What the task requires: In the entries below, count each line holding the word "color". Answer with the total alone.

** START **

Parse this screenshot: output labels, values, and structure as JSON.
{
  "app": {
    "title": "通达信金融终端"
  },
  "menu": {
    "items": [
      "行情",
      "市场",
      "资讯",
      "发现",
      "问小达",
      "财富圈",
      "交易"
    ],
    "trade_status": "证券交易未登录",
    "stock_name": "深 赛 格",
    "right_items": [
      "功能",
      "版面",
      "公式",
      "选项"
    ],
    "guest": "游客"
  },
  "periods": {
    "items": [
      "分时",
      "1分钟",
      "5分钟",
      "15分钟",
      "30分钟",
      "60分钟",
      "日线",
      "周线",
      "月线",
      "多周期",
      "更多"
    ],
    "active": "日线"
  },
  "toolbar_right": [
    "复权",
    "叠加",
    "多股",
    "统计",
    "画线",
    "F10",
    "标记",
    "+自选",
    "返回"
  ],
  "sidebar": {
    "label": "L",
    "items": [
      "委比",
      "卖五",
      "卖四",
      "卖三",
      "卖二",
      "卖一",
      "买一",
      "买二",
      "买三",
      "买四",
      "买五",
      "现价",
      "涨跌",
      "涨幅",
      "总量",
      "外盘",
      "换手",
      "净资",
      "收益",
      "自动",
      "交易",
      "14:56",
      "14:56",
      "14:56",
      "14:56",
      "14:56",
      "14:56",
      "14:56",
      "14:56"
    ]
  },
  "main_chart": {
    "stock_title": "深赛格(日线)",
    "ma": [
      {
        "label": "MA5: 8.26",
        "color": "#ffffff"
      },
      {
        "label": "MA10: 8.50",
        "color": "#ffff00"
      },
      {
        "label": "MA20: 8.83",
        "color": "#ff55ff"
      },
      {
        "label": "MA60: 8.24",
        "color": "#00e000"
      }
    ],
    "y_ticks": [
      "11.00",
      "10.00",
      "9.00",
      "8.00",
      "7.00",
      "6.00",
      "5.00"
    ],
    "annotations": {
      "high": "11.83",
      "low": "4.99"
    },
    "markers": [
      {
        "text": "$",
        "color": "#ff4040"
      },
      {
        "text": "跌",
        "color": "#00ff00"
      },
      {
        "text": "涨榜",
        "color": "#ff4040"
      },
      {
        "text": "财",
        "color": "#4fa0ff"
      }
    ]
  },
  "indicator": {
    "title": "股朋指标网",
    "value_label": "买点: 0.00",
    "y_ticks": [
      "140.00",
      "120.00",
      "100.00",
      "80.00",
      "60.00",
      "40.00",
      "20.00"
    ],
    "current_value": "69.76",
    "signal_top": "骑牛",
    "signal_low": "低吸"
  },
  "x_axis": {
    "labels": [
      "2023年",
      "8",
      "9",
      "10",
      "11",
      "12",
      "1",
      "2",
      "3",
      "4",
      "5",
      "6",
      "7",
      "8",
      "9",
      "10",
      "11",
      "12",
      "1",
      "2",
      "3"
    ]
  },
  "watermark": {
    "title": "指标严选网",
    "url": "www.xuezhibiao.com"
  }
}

** END **

Complete response: 8